» **INFORMATION PROVIDED**
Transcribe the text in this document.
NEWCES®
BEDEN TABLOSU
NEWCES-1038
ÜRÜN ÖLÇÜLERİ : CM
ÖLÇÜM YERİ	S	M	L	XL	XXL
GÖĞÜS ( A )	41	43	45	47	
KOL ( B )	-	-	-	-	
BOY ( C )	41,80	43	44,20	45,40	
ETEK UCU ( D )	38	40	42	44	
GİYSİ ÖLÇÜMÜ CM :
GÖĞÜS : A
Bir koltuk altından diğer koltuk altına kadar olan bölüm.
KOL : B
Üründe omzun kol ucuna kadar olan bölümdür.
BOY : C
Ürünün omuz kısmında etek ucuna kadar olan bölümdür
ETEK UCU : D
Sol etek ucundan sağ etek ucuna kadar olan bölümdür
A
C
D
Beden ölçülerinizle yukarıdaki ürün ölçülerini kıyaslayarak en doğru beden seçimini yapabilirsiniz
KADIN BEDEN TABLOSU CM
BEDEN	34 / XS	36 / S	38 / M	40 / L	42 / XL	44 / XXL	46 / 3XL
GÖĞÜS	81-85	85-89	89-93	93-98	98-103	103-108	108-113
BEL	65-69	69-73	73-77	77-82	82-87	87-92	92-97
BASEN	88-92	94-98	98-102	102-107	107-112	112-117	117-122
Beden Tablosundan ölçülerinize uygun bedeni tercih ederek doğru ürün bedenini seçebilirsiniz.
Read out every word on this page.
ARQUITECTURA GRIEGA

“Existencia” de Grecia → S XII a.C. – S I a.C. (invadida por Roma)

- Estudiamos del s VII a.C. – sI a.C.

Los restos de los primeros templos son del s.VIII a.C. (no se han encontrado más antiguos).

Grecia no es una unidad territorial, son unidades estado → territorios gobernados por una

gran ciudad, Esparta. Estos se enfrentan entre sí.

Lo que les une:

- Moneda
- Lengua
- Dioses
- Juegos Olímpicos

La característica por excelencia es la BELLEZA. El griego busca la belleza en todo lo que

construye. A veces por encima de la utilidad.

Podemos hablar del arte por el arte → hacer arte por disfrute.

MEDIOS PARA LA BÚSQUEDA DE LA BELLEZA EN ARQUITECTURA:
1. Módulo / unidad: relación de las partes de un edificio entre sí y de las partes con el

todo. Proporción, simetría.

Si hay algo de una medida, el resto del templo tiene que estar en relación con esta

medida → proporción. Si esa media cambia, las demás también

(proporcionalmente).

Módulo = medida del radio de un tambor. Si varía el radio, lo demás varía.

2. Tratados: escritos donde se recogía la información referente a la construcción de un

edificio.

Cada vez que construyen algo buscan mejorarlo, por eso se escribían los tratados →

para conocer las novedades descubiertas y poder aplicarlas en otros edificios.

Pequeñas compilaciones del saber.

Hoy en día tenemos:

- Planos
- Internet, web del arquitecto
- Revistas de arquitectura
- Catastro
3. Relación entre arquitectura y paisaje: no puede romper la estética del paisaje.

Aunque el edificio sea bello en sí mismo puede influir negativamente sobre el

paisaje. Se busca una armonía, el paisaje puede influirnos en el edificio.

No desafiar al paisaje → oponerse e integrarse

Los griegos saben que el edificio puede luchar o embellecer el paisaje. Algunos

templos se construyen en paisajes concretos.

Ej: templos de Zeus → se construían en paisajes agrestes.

» **PROBLEM TO SOLVE**
Return the entries above exactly, each one complete.

» **RESULT FOR THIS TASK**
Transcribe the text in this document.
NEWCES®
BEDEN TABLOSU
NEWCES-1038
ÜRÜN ÖLÇÜLERİ : CM
ÖLÇÜM YERİ	S	M	L	XL	XXL
GÖĞÜS ( A )	41	43	45	47	
KOL ( B )	-	-	-	-	
BOY ( C )	41,80	43	44,20	45,40	
ETEK UCU ( D )	38	40	42	44	
GİYSİ ÖLÇÜMÜ CM :
GÖĞÜS : A
Bir koltuk altından diğer koltuk altına kadar olan bölüm.
KOL : B
Üründe omzun kol ucuna kadar olan bölümdür.
BOY : C
Ürünün omuz kısmında etek ucuna kadar olan bölümdür
ETEK UCU : D
Sol etek ucundan sağ etek ucuna kadar olan bölümdür
A
C
D
Beden ölçülerinizle yukarıdaki ürün ölçülerini kıyaslayarak en doğru beden seçimini yapabilirsiniz
KADIN BEDEN TABLOSU CM
BEDEN	34 / XS	36 / S	38 / M	40 / L	42 / XL	44 / XXL	46 / 3XL
GÖĞÜS	81-85	85-89	89-93	93-98	98-103	103-108	108-113
BEL	65-69	69-73	73-77	77-82	82-87	87-92	92-97
BASEN	88-92	94-98	98-102	102-107	107-112	112-117	117-122
Beden Tablosundan ölçülerinize uygun bedeni tercih ederek doğru ürün bedenini seçebilirsiniz.
Read out every word on this page.
ARQUITECTURA GRIEGA

“Existencia” de Grecia → S XII a.C. – S I a.C. (invadida por Roma)

- Estudiamos del s VII a.C. – sI a.C.

Los restos de los primeros templos son del s.VIII a.C. (no se han encontrado más antiguos).

Grecia no es una unidad territorial, son unidades estado → territorios gobernados por una

gran ciudad, Esparta. Estos se enfrentan entre sí.

Lo que les une:

- Moneda
- Lengua
- Dioses
- Juegos Olímpicos

La característica por excelencia es la BELLEZA. El griego busca la belleza en todo lo que

construye. A veces por encima de la utilidad.

Podemos hablar del arte por el arte → hacer arte por disfrute.

MEDIOS PARA LA BÚSQUEDA DE LA BELLEZA EN ARQUITECTURA:
1. Módulo / unidad: relación de las partes de un edificio entre sí y de las partes con el

todo. Proporción, simetría.

Si hay algo de una medida, el resto del templo tiene que estar en relación con esta

medida → proporción. Si esa media cambia, las demás también

(proporcionalmente).

Módulo = medida del radio de un tambor. Si varía el radio, lo demás varía.

2. Tratados: escritos donde se recogía la información referente a la construcción de un

edificio.

Cada vez que construyen algo buscan mejorarlo, por eso se escribían los tratados →

para conocer las novedades descubiertas y poder aplicarlas en otros edificios.

Pequeñas compilaciones del saber.

Hoy en día tenemos:

- Planos
- Internet, web del arquitecto
- Revistas de arquitectura
- Catastro
3. Relación entre arquitectura y paisaje: no puede romper la estética del paisaje.

Aunque el edificio sea bello en sí mismo puede influir negativamente sobre el

paisaje. Se busca una armonía, el paisaje puede influirnos en el edificio.

No desafiar al paisaje → oponerse e integrarse

Los griegos saben que el edificio puede luchar o embellecer el paisaje. Algunos

templos se construyen en paisajes concretos.

Ej: templos de Zeus → se construían en paisajes agrestes.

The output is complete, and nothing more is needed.